* START Recorded data *

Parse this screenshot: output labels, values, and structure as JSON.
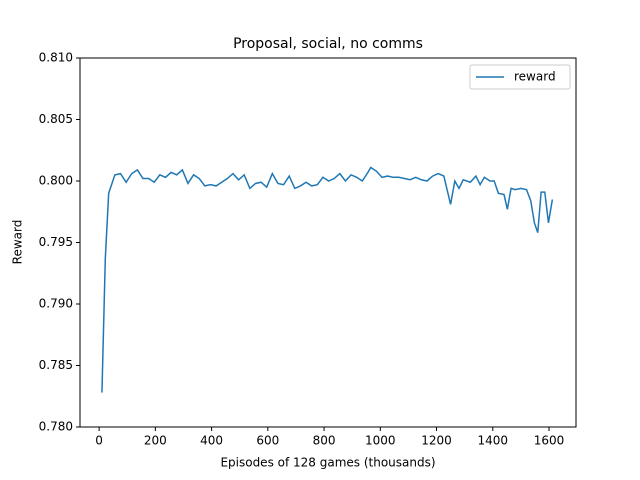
{
  "chart_data": {
    "type": "line",
    "title": "Proposal, social, no comms",
    "x_label": "Episodes of 128 games (thousands)",
    "y_label": "Reward",
    "x": [
      10,
      22,
      34,
      56,
      76,
      96,
      116,
      136,
      156,
      176,
      196,
      216,
      236,
      256,
      276,
      296,
      316,
      336,
      356,
      376,
      396,
      416,
      436,
      456,
      476,
      496,
      516,
      536,
      556,
      576,
      596,
      616,
      636,
      656,
      676,
      696,
      716,
      736,
      756,
      776,
      796,
      816,
      836,
      856,
      876,
      896,
      916,
      936,
      956,
      966,
      986,
      1006,
      1026,
      1046,
      1066,
      1086,
      1106,
      1126,
      1146,
      1166,
      1186,
      1206,
      1226,
      1250,
      1265,
      1280,
      1295,
      1320,
      1340,
      1355,
      1370,
      1390,
      1405,
      1420,
      1440,
      1452,
      1465,
      1480,
      1500,
      1520,
      1535,
      1548,
      1560,
      1572,
      1585,
      1598,
      1612
    ],
    "series": [
      {
        "name": "reward",
        "color": "#1f77b4",
        "values": [
          0.7828,
          0.7937,
          0.799,
          0.8005,
          0.8006,
          0.7999,
          0.8006,
          0.8009,
          0.8002,
          0.8002,
          0.7999,
          0.8005,
          0.8003,
          0.8007,
          0.8005,
          0.8009,
          0.7998,
          0.8005,
          0.8002,
          0.7996,
          0.7997,
          0.7996,
          0.7999,
          0.8002,
          0.8006,
          0.8001,
          0.8005,
          0.7994,
          0.7998,
          0.7999,
          0.7995,
          0.8006,
          0.7998,
          0.7997,
          0.8004,
          0.7994,
          0.7996,
          0.7999,
          0.7996,
          0.7997,
          0.8003,
          0.8,
          0.8002,
          0.8006,
          0.8,
          0.8005,
          0.8003,
          0.8,
          0.8007,
          0.8011,
          0.8008,
          0.8003,
          0.8004,
          0.8003,
          0.8003,
          0.8002,
          0.8001,
          0.8003,
          0.8001,
          0.8,
          0.8004,
          0.8006,
          0.8004,
          0.7981,
          0.8,
          0.7994,
          0.8001,
          0.7999,
          0.8004,
          0.7997,
          0.8003,
          0.8,
          0.8,
          0.799,
          0.7989,
          0.7977,
          0.7994,
          0.7993,
          0.7994,
          0.7993,
          0.7984,
          0.7966,
          0.7958,
          0.7991,
          0.7991,
          0.7966,
          0.7985
        ]
      }
    ],
    "xlim": [
      -68,
      1696
    ],
    "xticks": [
      0,
      200,
      400,
      600,
      800,
      1000,
      1200,
      1400,
      1600
    ],
    "ylim": [
      0.78,
      0.81
    ],
    "yticks": [
      {
        "value": 0.78,
        "label": "0.780"
      },
      0.785,
      {
        "value": 0.79,
        "label": "0.790"
      },
      0.795,
      {
        "value": 0.8,
        "label": "0.800"
      },
      0.805,
      {
        "value": 0.81,
        "label": "0.810"
      }
    ],
    "legend": "upper right",
    "grid": false
  }
}
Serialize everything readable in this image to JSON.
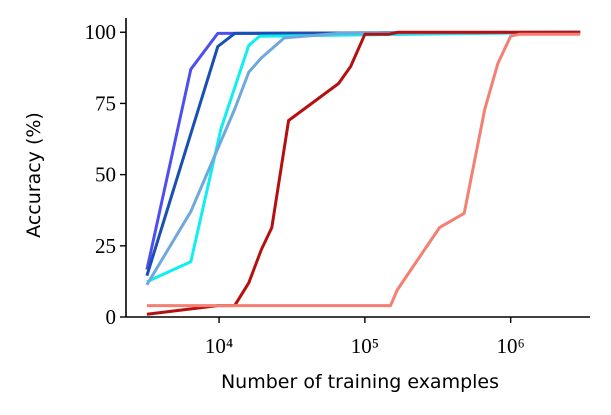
{
  "chart_data": {
    "type": "line",
    "xlabel": "Number of training examples",
    "ylabel": "Accuracy (%)",
    "xscale": "log",
    "xlim": [
      2300,
      3500000
    ],
    "ylim": [
      0,
      105
    ],
    "xticks": [
      {
        "value": 10000,
        "label": "10⁴"
      },
      {
        "value": 100000,
        "label": "10⁵"
      },
      {
        "value": 1000000,
        "label": "10⁶"
      }
    ],
    "yticks": [
      0,
      25,
      50,
      75,
      100
    ],
    "grid": false,
    "series": [
      {
        "color": "#4f4ff0",
        "x": [
          3200,
          6400,
          9800,
          3000000
        ],
        "values": [
          16.6,
          87,
          99.6,
          100
        ]
      },
      {
        "color": "#1a4fb4",
        "x": [
          3200,
          9800,
          12800,
          3000000
        ],
        "values": [
          14.5,
          95,
          99.6,
          100
        ]
      },
      {
        "color": "#10eef2",
        "x": [
          3200,
          6400,
          10300,
          16000,
          19000,
          3000000
        ],
        "values": [
          12.4,
          19.4,
          66,
          95.4,
          98.6,
          100
        ]
      },
      {
        "color": "#6fa8dc",
        "x": [
          3200,
          6400,
          12800,
          16000,
          19500,
          28000,
          66000,
          3000000
        ],
        "values": [
          11.3,
          37,
          73,
          86,
          91,
          98,
          99.6,
          100
        ]
      },
      {
        "color": "#b51010",
        "x": [
          3200,
          9800,
          12800,
          16000,
          19500,
          23000,
          30000,
          66000,
          80000,
          100000,
          146000,
          170000,
          3000000
        ],
        "values": [
          1,
          4,
          4,
          12,
          23.7,
          31.4,
          69,
          82,
          88,
          99.3,
          99.3,
          100,
          100
        ]
      },
      {
        "color": "#f47f72",
        "x": [
          3200,
          150000,
          167000,
          325000,
          480000,
          665000,
          816000,
          1000000,
          1150000,
          3000000
        ],
        "values": [
          4,
          4,
          9.5,
          31.4,
          36.4,
          73,
          89,
          98.6,
          99.3,
          99.3
        ]
      }
    ]
  }
}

* END Recorded data *

Reproduce the full listing faithfully, but do not carry over any pictures.

Result of this exercise
Parse this screenshot: output labels, values, and structure as JSON.
{
  "chart_data": {
    "type": "line",
    "title": "Proposal, social, no comms",
    "x_label": "Episodes of 128 games (thousands)",
    "y_label": "Reward",
    "x": [
      10,
      22,
      34,
      56,
      76,
      96,
      116,
      136,
      156,
      176,
      196,
      216,
      236,
      256,
      276,
      296,
      316,
      336,
      356,
      376,
      396,
      416,
      436,
      456,
      476,
      496,
      516,
      536,
      556,
      576,
      596,
      616,
      636,
      656,
      676,
      696,
      716,
      736,
      756,
      776,
      796,
      816,
      836,
      856,
      876,
      896,
      916,
      936,
      956,
      966,
      986,
      1006,
      1026,
      1046,
      1066,
      1086,
      1106,
      1126,
      1146,
      1166,
      1186,
      1206,
      1226,
      1250,
      1265,
      1280,
      1295,
      1320,
      1340,
      1355,
      1370,
      1390,
      1405,
      1420,
      1440,
      1452,
      1465,
      1480,
      1500,
      1520,
      1535,
      1548,
      1560,
      1572,
      1585,
      1598,
      1612
    ],
    "series": [
      {
        "name": "reward",
        "color": "#1f77b4",
        "values": [
          0.7828,
          0.7937,
          0.799,
          0.8005,
          0.8006,
          0.7999,
          0.8006,
          0.8009,
          0.8002,
          0.8002,
          0.7999,
          0.8005,
          0.8003,
          0.8007,
          0.8005,
          0.8009,
          0.7998,
          0.8005,
          0.8002,
          0.7996,
          0.7997,
          0.7996,
          0.7999,
          0.8002,
          0.8006,
          0.8001,
          0.8005,
          0.7994,
          0.7998,
          0.7999,
          0.7995,
          0.8006,
          0.7998,
          0.7997,
          0.8004,
          0.7994,
          0.7996,
          0.7999,
          0.7996,
          0.7997,
          0.8003,
          0.8,
          0.8002,
          0.8006,
          0.8,
          0.8005,
          0.8003,
          0.8,
          0.8007,
          0.8011,
          0.8008,
          0.8003,
          0.8004,
          0.8003,
          0.8003,
          0.8002,
          0.8001,
          0.8003,
          0.8001,
          0.8,
          0.8004,
          0.8006,
          0.8004,
          0.7981,
          0.8,
          0.7994,
          0.8001,
          0.7999,
          0.8004,
          0.7997,
          0.8003,
          0.8,
          0.8,
          0.799,
          0.7989,
          0.7977,
          0.7994,
          0.7993,
          0.7994,
          0.7993,
          0.7984,
          0.7966,
          0.7958,
          0.7991,
          0.7991,
          0.7966,
          0.7985
        ]
      }
    ],
    "xlim": [
      -68,
      1696
    ],
    "xticks": [
      0,
      200,
      400,
      600,
      800,
      1000,
      1200,
      1400,
      1600
    ],
    "ylim": [
      0.78,
      0.81
    ],
    "yticks": [
      {
        "value": 0.78,
        "label": "0.780"
      },
      0.785,
      {
        "value": 0.79,
        "label": "0.790"
      },
      0.795,
      {
        "value": 0.8,
        "label": "0.800"
      },
      0.805,
      {
        "value": 0.81,
        "label": "0.810"
      }
    ],
    "legend": "upper right",
    "grid": false
  }
}
Serialize everything readable in this image to JSON.
{
  "chart_data": {
    "type": "line",
    "xlabel": "Number of training examples",
    "ylabel": "Accuracy (%)",
    "xscale": "log",
    "xlim": [
      2300,
      3500000
    ],
    "ylim": [
      0,
      105
    ],
    "xticks": [
      {
        "value": 10000,
        "label": "10⁴"
      },
      {
        "value": 100000,
        "label": "10⁵"
      },
      {
        "value": 1000000,
        "label": "10⁶"
      }
    ],
    "yticks": [
      0,
      25,
      50,
      75,
      100
    ],
    "grid": false,
    "series": [
      {
        "color": "#4f4ff0",
        "x": [
          3200,
          6400,
          9800,
          3000000
        ],
        "values": [
          16.6,
          87,
          99.6,
          100
        ]
      },
      {
        "color": "#1a4fb4",
        "x": [
          3200,
          9800,
          12800,
          3000000
        ],
        "values": [
          14.5,
          95,
          99.6,
          100
        ]
      },
      {
        "color": "#10eef2",
        "x": [
          3200,
          6400,
          10300,
          16000,
          19000,
          3000000
        ],
        "values": [
          12.4,
          19.4,
          66,
          95.4,
          98.6,
          100
        ]
      },
      {
        "color": "#6fa8dc",
        "x": [
          3200,
          6400,
          12800,
          16000,
          19500,
          28000,
          66000,
          3000000
        ],
        "values": [
          11.3,
          37,
          73,
          86,
          91,
          98,
          99.6,
          100
        ]
      },
      {
        "color": "#b51010",
        "x": [
          3200,
          9800,
          12800,
          16000,
          19500,
          23000,
          30000,
          66000,
          80000,
          100000,
          146000,
          170000,
          3000000
        ],
        "values": [
          1,
          4,
          4,
          12,
          23.7,
          31.4,
          69,
          82,
          88,
          99.3,
          99.3,
          100,
          100
        ]
      },
      {
        "color": "#f47f72",
        "x": [
          3200,
          150000,
          167000,
          325000,
          480000,
          665000,
          816000,
          1000000,
          1150000,
          3000000
        ],
        "values": [
          4,
          4,
          9.5,
          31.4,
          36.4,
          73,
          89,
          98.6,
          99.3,
          99.3
        ]
      }
    ]
  }
}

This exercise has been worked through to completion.